Entries provided
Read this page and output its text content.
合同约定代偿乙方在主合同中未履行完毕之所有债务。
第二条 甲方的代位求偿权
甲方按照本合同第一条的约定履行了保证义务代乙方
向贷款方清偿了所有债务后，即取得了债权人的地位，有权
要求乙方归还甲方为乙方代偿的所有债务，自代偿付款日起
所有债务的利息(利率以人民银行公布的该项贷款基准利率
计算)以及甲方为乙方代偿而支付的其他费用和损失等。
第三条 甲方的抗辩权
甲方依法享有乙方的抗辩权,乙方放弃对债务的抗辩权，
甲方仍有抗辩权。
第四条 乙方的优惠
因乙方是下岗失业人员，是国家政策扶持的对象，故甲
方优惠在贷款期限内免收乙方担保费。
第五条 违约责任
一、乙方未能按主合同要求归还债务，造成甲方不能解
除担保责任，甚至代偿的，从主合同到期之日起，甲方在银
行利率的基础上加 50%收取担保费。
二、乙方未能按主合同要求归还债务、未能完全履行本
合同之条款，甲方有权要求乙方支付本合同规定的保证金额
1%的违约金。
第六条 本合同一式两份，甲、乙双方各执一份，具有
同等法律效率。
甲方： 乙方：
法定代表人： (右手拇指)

Written problem
In the listing, how many lines hold "乙方未能按主合同要求归还债务"? Answer with a bare number.

Task response
2